■ Aim: Take each line containing "name" and report it exactly as written.

Data listing
+++

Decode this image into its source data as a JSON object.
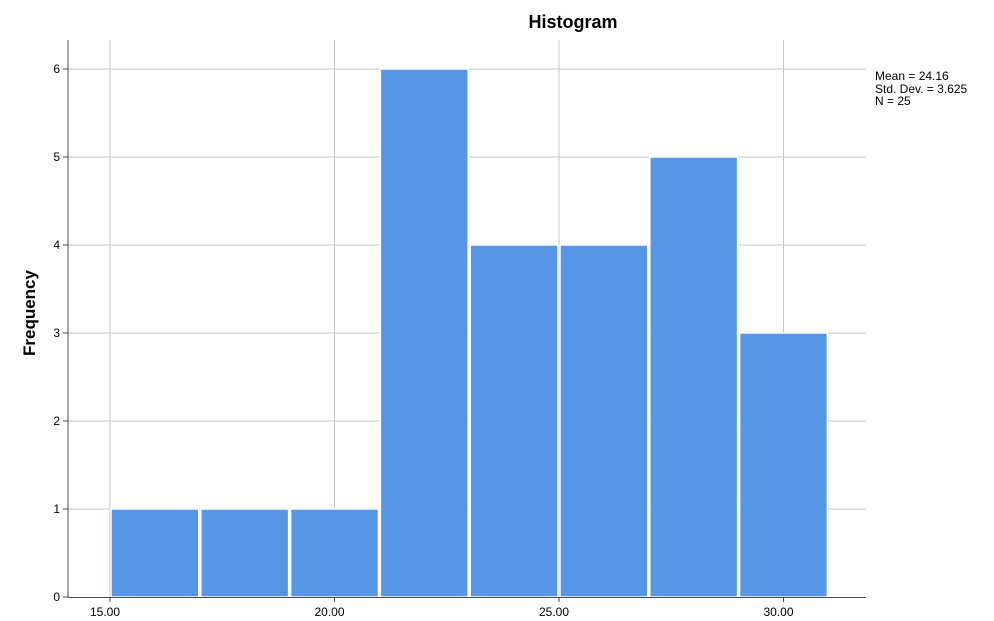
{
  "chart_data": {
    "type": "bar",
    "title": "Histogram",
    "xlabel": "",
    "ylabel": "Frequency",
    "bins": [
      {
        "start": 15.0,
        "end": 17.0,
        "count": 1
      },
      {
        "start": 17.0,
        "end": 19.0,
        "count": 1
      },
      {
        "start": 19.0,
        "end": 21.0,
        "count": 1
      },
      {
        "start": 21.0,
        "end": 23.0,
        "count": 6
      },
      {
        "start": 23.0,
        "end": 25.0,
        "count": 4
      },
      {
        "start": 25.0,
        "end": 27.0,
        "count": 4
      },
      {
        "start": 27.0,
        "end": 29.0,
        "count": 5
      },
      {
        "start": 29.0,
        "end": 31.0,
        "count": 3
      }
    ],
    "xticks": [
      "15.00",
      "20.00",
      "25.00",
      "30.00"
    ],
    "yticks": [
      "0",
      "1",
      "2",
      "3",
      "4",
      "5",
      "6"
    ],
    "ylim": [
      0,
      6
    ],
    "xlim": [
      15.0,
      31.0
    ],
    "grid": true,
    "bar_color": "#5596e6",
    "stats": {
      "mean": "Mean = 24.16",
      "std_dev": "Std. Dev. = 3.625",
      "n": "N = 25"
    }
  }
}
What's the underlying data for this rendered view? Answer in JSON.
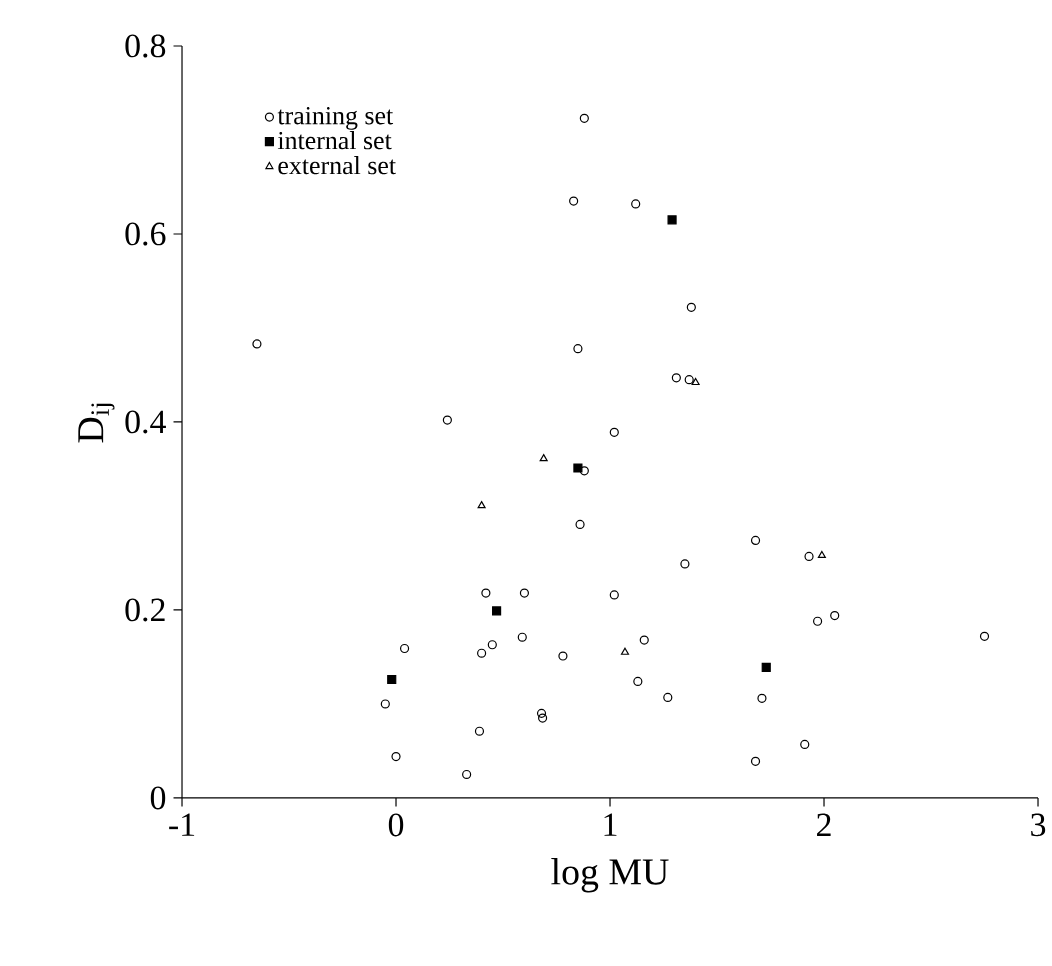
{
  "chart_data": {
    "type": "scatter",
    "xlabel": "log MU",
    "ylabel": "D$_{ij}$",
    "xlim": [
      -1,
      3
    ],
    "ylim": [
      0,
      0.8
    ],
    "xticks": [
      -1,
      0,
      1,
      2,
      3
    ],
    "yticks": [
      0,
      0.2,
      0.4,
      0.6,
      0.8
    ],
    "grid": false,
    "legend": "top left",
    "series": [
      {
        "name": "training set",
        "color": "#000000",
        "marker": "circle",
        "x": [
          0.88,
          0.83,
          -0.65,
          0.85,
          1.12,
          1.38,
          1.31,
          1.37,
          0.24,
          0.88,
          0.86,
          0.42,
          0.6,
          0.59,
          0.04,
          0.45,
          0.4,
          0.78,
          -0.05,
          0.68,
          0.685,
          0.39,
          0.0,
          1.02,
          1.68,
          1.35,
          1.93,
          1.02,
          1.97,
          2.05,
          2.75,
          1.16,
          1.13,
          1.27,
          1.71,
          1.91,
          0.33,
          1.68
        ],
        "values": [
          0.723,
          0.635,
          0.483,
          0.478,
          0.632,
          0.522,
          0.447,
          0.445,
          0.402,
          0.348,
          0.291,
          0.218,
          0.218,
          0.171,
          0.159,
          0.163,
          0.154,
          0.151,
          0.1,
          0.09,
          0.085,
          0.071,
          0.044,
          0.389,
          0.274,
          0.249,
          0.257,
          0.216,
          0.188,
          0.194,
          0.172,
          0.168,
          0.124,
          0.107,
          0.106,
          0.057,
          0.025,
          0.039
        ]
      },
      {
        "name": "internal set",
        "color": "#000000",
        "marker": "square",
        "x": [
          1.29,
          0.85,
          0.47,
          -0.02,
          1.73
        ],
        "values": [
          0.615,
          0.351,
          0.199,
          0.126,
          0.139
        ]
      },
      {
        "name": "external set",
        "color": "#000000",
        "marker": "triangle",
        "x": [
          1.4,
          0.69,
          0.4,
          1.99,
          1.07
        ],
        "values": [
          0.442,
          0.361,
          0.311,
          0.258,
          0.155
        ]
      }
    ]
  }
}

+++

■ Solution to this task:
        "name": "training set",
        "name": "internal set",
        "name": "external set",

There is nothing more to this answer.